Saved entries
========

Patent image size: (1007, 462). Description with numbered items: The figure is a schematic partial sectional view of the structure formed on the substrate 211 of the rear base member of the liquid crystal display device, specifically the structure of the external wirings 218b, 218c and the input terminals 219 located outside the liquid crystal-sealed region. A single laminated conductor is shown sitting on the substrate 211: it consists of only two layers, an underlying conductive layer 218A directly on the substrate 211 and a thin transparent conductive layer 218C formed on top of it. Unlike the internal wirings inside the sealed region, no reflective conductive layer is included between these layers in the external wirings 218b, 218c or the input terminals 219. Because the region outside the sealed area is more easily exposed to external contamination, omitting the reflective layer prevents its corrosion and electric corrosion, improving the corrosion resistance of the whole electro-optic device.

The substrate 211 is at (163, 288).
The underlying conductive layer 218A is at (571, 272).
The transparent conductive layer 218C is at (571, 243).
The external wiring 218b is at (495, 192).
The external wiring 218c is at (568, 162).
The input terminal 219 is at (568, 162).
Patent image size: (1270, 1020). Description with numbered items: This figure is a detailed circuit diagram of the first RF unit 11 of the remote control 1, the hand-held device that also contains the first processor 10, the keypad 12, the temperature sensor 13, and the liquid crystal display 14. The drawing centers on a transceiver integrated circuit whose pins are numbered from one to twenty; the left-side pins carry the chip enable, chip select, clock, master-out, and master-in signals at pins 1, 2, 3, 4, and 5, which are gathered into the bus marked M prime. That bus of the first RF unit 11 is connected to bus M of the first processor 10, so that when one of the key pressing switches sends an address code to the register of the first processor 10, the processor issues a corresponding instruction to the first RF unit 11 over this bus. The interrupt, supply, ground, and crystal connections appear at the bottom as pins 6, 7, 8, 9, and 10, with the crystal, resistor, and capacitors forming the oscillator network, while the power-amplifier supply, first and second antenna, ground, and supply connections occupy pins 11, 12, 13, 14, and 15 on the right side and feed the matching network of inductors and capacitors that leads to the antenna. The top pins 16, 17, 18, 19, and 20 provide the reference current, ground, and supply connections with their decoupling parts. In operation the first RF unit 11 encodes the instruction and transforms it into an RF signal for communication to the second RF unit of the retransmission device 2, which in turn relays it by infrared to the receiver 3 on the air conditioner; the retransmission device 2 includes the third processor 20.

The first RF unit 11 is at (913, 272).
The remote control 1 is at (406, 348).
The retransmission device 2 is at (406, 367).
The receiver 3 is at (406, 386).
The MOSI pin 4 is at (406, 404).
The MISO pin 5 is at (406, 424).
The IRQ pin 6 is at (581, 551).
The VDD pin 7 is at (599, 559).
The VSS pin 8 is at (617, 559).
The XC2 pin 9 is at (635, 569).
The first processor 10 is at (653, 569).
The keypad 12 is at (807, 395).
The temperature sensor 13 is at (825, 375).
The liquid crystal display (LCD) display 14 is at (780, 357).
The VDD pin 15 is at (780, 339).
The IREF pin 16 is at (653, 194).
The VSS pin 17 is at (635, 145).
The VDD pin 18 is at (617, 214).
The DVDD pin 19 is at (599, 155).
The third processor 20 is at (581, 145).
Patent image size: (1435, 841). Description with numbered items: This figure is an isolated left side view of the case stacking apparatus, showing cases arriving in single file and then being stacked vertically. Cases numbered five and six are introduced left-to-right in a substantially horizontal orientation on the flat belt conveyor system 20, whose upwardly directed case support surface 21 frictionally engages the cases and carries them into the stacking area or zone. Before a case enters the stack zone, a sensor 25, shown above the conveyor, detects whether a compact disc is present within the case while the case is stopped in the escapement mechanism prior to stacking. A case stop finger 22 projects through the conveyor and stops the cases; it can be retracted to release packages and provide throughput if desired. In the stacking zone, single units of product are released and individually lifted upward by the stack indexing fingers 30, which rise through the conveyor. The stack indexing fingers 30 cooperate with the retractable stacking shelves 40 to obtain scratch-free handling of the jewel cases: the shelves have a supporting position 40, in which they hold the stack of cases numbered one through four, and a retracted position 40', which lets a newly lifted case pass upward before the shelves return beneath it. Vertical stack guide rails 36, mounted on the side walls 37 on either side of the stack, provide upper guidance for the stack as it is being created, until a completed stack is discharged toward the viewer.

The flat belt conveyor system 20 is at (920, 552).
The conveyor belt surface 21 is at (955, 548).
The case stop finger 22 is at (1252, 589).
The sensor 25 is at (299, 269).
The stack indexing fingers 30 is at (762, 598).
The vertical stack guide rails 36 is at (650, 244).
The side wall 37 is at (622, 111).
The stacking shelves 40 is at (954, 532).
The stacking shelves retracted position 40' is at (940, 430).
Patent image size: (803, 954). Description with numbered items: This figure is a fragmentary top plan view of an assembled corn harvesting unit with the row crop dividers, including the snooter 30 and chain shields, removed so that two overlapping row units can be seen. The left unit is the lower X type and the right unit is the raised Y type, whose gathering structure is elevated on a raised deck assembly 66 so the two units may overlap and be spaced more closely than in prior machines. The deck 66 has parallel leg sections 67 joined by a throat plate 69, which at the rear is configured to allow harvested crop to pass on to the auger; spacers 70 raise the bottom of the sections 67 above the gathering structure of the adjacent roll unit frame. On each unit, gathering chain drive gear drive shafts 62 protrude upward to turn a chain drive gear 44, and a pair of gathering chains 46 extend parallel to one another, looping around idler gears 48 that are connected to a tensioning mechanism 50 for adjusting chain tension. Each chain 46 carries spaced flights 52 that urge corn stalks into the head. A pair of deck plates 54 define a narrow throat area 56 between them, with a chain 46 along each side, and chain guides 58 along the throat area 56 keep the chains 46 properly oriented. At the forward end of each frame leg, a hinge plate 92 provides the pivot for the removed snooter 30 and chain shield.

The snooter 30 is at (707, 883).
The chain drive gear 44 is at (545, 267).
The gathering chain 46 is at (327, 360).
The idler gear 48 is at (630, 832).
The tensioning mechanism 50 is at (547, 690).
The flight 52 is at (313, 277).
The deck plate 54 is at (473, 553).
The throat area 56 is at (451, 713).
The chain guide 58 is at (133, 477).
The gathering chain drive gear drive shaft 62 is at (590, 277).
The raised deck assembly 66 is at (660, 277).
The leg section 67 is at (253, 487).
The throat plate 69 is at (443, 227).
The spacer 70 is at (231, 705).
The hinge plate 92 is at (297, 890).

========

▶ WHAT TO PRODUCE
Output the rows from the line containing "Patent image size: (1435, 841)." up to and including the line containing "The stacking shelves 40 is at (954, 532).", reproducing each line verbatim.

▶ SOLUTION FOR THIS EXERCISE
Patent image size: (1435, 841). Description with numbered items: This figure is an isolated left side view of the case stacking apparatus, showing cases arriving in single file and then being stacked vertically. Cases numbered five and six are introduced left-to-right in a substantially horizontal orientation on the flat belt conveyor system 20, whose upwardly directed case support surface 21 frictionally engages the cases and carries them into the stacking area or zone. Before a case enters the stack zone, a sensor 25, shown above the conveyor, detects whether a compact disc is present within the case while the case is stopped in the escapement mechanism prior to stacking. A case stop finger 22 projects through the conveyor and stops the cases; it can be retracted to release packages and provide throughput if desired. In the stacking zone, single units of product are released and individually lifted upward by the stack indexing fingers 30, which rise through the conveyor. The stack indexing fingers 30 cooperate with the retractable stacking shelves 40 to obtain scratch-free handling of the jewel cases: the shelves have a supporting position 40, in which they hold the stack of cases numbered one through four, and a retracted position 40', which lets a newly lifted case pass upward before the shelves return beneath it. Vertical stack guide rails 36, mounted on the side walls 37 on either side of the stack, provide upper guidance for the stack as it is being created, until a completed stack is discharged toward the viewer.

The flat belt conveyor system 20 is at (920, 552).
The conveyor belt surface 21 is at (955, 548).
The case stop finger 22 is at (1252, 589).
The sensor 25 is at (299, 269).
The stack indexing fingers 30 is at (762, 598).
The vertical stack guide rails 36 is at (650, 244).
The side wall 37 is at (622, 111).
The stacking shelves 40 is at (954, 532).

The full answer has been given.